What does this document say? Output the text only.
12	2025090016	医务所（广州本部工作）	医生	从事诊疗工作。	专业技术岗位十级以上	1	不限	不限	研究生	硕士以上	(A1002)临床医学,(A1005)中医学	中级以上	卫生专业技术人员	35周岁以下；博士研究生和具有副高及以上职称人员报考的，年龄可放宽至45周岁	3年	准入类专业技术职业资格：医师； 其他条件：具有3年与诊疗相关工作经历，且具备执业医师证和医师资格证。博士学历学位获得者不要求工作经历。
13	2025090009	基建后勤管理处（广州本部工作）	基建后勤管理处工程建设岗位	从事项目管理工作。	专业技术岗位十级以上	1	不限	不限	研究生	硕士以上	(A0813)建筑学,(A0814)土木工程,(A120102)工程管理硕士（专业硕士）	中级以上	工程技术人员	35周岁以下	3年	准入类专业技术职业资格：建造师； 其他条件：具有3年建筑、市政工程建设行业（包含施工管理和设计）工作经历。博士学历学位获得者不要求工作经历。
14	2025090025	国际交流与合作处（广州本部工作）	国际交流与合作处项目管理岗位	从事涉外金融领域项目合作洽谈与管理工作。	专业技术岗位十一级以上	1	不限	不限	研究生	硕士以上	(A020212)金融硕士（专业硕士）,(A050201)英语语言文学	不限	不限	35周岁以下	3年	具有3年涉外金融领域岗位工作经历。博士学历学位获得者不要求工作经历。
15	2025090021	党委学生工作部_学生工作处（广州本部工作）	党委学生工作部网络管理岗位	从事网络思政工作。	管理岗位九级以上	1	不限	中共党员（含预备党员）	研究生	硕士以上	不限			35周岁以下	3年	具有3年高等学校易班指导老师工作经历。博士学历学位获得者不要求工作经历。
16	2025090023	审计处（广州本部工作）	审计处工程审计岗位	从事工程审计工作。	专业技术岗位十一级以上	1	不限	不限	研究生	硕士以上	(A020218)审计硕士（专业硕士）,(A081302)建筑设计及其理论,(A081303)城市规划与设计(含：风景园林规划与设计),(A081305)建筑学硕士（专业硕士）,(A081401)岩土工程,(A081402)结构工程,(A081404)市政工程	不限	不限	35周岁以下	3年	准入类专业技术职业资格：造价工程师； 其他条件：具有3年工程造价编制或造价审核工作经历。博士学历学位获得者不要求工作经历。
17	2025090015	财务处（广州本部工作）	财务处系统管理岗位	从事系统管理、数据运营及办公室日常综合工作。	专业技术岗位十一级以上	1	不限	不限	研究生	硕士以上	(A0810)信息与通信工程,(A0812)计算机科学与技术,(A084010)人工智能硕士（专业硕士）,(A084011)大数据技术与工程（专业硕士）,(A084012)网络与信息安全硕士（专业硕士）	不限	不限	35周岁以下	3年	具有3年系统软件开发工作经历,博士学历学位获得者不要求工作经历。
════════
> Exercise details: Recopy the entries above exactly, with every line included.

> Written response:
What does this document say? Output the text only.
12	2025090016	医务所（广州本部工作）	医生	从事诊疗工作。	专业技术岗位十级以上	1	不限	不限	研究生	硕士以上	(A1002)临床医学,(A1005)中医学	中级以上	卫生专业技术人员	35周岁以下；博士研究生和具有副高及以上职称人员报考的，年龄可放宽至45周岁	3年	准入类专业技术职业资格：医师； 其他条件：具有3年与诊疗相关工作经历，且具备执业医师证和医师资格证。博士学历学位获得者不要求工作经历。
13	2025090009	基建后勤管理处（广州本部工作）	基建后勤管理处工程建设岗位	从事项目管理工作。	专业技术岗位十级以上	1	不限	不限	研究生	硕士以上	(A0813)建筑学,(A0814)土木工程,(A120102)工程管理硕士（专业硕士）	中级以上	工程技术人员	35周岁以下	3年	准入类专业技术职业资格：建造师； 其他条件：具有3年建筑、市政工程建设行业（包含施工管理和设计）工作经历。博士学历学位获得者不要求工作经历。
14	2025090025	国际交流与合作处（广州本部工作）	国际交流与合作处项目管理岗位	从事涉外金融领域项目合作洽谈与管理工作。	专业技术岗位十一级以上	1	不限	不限	研究生	硕士以上	(A020212)金融硕士（专业硕士）,(A050201)英语语言文学	不限	不限	35周岁以下	3年	具有3年涉外金融领域岗位工作经历。博士学历学位获得者不要求工作经历。
15	2025090021	党委学生工作部_学生工作处（广州本部工作）	党委学生工作部网络管理岗位	从事网络思政工作。	管理岗位九级以上	1	不限	中共党员（含预备党员）	研究生	硕士以上	不限			35周岁以下	3年	具有3年高等学校易班指导老师工作经历。博士学历学位获得者不要求工作经历。
16	2025090023	审计处（广州本部工作）	审计处工程审计岗位	从事工程审计工作。	专业技术岗位十一级以上	1	不限	不限	研究生	硕士以上	(A020218)审计硕士（专业硕士）,(A081302)建筑设计及其理论,(A081303)城市规划与设计(含：风景园林规划与设计),(A081305)建筑学硕士（专业硕士）,(A081401)岩土工程,(A081402)结构工程,(A081404)市政工程	不限	不限	35周岁以下	3年	准入类专业技术职业资格：造价工程师； 其他条件：具有3年工程造价编制或造价审核工作经历。博士学历学位获得者不要求工作经历。
17	2025090015	财务处（广州本部工作）	财务处系统管理岗位	从事系统管理、数据运营及办公室日常综合工作。	专业技术岗位十一级以上	1	不限	不限	研究生	硕士以上	(A0810)信息与通信工程,(A0812)计算机科学与技术,(A084010)人工智能硕士（专业硕士）,(A084011)大数据技术与工程（专业硕士）,(A084012)网络与信息安全硕士（专业硕士）	不限	不限	35周岁以下	3年	具有3年系统软件开发工作经历,博士学历学位获得者不要求工作经历。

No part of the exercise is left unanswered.